◆ **Your goal**
State the number of lines with the string "structured" in them, and nothing else.

------------

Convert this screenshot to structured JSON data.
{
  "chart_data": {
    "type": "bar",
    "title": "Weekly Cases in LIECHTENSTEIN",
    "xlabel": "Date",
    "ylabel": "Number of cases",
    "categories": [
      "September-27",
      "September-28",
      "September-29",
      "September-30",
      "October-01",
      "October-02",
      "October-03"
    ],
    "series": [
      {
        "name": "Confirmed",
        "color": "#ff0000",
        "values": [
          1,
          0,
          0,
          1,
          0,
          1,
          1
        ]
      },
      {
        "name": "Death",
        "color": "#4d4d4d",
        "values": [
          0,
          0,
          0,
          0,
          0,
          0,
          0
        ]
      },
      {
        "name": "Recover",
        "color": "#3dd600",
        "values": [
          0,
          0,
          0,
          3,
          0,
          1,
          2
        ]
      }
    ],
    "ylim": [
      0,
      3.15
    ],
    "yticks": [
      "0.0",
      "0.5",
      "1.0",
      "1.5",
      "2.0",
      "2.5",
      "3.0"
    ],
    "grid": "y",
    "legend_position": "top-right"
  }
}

------------

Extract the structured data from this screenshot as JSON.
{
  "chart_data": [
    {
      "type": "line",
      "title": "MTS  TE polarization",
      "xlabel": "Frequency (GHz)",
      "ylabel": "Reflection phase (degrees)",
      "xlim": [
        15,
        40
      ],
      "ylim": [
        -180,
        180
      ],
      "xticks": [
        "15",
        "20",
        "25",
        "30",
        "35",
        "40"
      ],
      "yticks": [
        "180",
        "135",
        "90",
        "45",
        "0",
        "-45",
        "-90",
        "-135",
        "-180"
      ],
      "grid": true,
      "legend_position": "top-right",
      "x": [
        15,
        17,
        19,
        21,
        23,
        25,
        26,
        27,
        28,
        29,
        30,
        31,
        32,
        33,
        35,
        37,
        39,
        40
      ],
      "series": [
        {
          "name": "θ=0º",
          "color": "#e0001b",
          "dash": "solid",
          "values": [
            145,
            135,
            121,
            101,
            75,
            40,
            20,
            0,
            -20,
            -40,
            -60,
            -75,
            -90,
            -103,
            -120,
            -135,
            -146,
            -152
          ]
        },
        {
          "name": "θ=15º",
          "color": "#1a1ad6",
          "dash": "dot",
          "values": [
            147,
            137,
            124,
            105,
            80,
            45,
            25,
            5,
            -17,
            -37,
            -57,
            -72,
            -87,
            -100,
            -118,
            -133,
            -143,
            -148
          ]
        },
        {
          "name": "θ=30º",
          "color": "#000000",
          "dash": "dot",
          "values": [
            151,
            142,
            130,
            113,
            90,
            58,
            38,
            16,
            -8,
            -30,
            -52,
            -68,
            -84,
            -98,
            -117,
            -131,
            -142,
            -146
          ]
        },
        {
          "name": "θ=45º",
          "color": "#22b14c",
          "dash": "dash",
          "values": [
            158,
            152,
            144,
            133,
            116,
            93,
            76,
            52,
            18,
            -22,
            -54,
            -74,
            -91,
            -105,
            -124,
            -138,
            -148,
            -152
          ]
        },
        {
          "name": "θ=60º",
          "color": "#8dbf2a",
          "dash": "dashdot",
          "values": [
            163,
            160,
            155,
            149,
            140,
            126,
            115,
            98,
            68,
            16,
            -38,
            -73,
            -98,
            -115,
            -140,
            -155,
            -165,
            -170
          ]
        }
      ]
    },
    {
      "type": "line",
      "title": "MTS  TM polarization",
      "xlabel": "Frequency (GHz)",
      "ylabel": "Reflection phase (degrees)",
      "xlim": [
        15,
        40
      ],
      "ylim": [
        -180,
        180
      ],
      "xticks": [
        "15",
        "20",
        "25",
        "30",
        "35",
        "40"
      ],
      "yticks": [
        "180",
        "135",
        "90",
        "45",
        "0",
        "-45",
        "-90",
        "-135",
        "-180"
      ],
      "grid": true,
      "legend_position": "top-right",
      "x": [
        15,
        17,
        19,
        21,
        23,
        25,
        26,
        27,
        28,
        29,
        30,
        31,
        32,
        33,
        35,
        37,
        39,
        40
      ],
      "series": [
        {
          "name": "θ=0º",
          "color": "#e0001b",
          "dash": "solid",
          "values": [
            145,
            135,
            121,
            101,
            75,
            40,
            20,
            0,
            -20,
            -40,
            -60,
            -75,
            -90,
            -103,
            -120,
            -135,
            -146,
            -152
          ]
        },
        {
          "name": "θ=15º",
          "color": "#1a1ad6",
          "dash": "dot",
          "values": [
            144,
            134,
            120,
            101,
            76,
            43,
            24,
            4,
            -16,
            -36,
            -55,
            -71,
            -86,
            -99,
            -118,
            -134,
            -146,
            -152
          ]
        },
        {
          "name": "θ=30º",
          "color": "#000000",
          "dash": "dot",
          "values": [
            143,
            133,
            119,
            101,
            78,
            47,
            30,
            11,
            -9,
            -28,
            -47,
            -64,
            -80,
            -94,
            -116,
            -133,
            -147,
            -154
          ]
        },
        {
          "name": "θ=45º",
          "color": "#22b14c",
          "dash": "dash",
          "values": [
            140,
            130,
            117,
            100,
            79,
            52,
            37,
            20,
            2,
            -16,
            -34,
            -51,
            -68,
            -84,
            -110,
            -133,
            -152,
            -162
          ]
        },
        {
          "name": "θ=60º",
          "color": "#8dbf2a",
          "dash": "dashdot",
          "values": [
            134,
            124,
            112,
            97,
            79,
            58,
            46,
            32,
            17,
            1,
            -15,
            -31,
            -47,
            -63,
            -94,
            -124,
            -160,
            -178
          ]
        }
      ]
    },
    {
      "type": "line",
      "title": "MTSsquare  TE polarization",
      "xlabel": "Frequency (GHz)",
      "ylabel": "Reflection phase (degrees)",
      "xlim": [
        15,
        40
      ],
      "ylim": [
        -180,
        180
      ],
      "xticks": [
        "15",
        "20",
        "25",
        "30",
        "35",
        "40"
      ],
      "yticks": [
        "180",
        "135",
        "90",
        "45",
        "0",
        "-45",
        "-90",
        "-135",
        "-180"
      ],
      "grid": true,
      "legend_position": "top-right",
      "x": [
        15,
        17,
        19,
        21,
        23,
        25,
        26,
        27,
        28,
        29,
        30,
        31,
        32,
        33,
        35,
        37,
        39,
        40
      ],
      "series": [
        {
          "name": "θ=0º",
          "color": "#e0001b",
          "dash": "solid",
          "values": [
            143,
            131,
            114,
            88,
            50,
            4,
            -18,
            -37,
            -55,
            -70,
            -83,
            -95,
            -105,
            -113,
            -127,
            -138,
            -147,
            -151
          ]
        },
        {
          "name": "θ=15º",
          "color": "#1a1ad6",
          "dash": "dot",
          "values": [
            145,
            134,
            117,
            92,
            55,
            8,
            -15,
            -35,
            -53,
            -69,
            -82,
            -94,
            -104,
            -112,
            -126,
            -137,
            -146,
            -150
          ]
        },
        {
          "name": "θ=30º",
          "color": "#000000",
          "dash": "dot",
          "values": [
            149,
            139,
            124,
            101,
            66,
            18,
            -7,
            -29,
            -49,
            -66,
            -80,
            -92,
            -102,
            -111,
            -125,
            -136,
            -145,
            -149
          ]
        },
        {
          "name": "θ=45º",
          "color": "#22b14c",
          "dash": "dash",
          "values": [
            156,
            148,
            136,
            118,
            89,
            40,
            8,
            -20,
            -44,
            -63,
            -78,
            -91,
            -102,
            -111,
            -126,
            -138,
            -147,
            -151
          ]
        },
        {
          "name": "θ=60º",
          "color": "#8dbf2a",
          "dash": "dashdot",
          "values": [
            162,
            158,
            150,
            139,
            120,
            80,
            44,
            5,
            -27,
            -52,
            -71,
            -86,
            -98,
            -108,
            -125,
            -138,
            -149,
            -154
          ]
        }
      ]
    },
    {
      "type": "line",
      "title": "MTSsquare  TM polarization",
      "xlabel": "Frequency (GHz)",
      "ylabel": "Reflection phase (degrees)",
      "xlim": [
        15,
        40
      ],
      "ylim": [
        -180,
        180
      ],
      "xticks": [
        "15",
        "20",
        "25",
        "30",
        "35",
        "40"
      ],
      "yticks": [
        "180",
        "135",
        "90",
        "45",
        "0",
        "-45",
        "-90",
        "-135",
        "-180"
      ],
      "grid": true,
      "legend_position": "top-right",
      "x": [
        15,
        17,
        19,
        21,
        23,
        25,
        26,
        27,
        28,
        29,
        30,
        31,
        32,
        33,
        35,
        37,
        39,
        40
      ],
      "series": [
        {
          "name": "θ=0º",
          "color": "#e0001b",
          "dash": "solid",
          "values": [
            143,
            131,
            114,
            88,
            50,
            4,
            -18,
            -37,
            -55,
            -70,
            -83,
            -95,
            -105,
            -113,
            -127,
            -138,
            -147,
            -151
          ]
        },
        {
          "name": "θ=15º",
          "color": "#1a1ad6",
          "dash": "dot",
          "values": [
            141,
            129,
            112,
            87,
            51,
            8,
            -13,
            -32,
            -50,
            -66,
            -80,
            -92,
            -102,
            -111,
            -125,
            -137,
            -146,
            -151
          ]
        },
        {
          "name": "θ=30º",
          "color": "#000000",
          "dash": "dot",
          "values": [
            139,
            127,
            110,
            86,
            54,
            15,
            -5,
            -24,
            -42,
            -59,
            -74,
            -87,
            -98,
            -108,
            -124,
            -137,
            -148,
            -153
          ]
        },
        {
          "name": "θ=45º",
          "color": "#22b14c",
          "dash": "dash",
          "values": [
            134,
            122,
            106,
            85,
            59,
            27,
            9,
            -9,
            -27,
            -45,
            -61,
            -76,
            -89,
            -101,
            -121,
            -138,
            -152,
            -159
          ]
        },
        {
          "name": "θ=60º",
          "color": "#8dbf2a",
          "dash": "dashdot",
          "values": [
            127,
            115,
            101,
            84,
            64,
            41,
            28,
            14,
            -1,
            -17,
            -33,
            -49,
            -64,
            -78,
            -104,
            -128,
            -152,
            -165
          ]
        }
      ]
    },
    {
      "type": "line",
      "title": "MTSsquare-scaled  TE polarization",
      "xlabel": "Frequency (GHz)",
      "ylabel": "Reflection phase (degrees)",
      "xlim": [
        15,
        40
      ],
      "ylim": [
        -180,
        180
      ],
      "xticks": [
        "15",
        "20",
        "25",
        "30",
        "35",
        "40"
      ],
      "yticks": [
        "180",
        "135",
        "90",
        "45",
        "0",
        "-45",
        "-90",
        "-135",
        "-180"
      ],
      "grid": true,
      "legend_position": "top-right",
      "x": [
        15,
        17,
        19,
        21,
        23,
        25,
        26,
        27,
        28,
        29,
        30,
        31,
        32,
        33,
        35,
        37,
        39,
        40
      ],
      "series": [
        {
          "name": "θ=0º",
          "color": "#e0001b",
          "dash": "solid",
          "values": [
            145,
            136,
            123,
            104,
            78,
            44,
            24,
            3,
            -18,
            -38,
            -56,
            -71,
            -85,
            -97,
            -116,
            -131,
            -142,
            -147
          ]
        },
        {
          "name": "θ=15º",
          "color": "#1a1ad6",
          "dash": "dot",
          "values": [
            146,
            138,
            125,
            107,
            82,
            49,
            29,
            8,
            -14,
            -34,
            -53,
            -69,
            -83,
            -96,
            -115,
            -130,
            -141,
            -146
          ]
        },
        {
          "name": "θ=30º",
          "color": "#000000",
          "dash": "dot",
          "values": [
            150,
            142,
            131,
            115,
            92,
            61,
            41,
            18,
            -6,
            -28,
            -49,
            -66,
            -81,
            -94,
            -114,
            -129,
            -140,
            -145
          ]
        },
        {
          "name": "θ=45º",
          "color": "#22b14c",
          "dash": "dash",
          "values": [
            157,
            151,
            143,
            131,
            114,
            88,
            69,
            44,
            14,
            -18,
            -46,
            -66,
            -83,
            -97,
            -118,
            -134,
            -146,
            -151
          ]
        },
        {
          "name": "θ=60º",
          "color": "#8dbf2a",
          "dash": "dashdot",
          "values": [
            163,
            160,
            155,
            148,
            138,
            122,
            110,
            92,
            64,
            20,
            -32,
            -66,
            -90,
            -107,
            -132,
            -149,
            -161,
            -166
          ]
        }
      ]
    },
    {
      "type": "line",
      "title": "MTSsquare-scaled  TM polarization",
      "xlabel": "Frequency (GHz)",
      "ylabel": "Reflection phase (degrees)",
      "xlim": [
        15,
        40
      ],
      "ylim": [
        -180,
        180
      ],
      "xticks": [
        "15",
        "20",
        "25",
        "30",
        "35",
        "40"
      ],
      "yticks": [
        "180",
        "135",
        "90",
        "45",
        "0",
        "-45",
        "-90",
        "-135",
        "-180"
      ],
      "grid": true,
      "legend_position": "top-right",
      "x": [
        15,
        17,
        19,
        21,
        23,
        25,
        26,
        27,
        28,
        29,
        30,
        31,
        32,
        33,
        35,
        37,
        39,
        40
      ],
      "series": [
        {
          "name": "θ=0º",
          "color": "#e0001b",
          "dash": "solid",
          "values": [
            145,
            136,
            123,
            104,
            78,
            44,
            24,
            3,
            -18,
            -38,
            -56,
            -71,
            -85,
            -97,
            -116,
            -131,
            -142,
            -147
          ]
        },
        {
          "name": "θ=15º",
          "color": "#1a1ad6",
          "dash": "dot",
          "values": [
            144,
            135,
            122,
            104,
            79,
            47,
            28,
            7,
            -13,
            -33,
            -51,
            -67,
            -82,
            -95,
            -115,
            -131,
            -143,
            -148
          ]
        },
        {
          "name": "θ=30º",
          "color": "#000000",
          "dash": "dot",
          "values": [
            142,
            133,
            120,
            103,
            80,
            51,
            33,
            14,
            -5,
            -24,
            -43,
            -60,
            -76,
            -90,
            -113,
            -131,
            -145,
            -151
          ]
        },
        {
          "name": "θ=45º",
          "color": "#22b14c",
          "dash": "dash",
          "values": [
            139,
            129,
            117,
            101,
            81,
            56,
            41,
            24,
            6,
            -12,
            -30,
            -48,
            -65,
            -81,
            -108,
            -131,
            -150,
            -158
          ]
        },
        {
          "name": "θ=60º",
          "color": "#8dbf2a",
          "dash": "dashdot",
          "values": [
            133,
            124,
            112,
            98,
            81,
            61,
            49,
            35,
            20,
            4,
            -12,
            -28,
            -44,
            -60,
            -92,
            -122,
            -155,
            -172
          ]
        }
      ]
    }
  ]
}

------------

◆ **Reply to the task**
2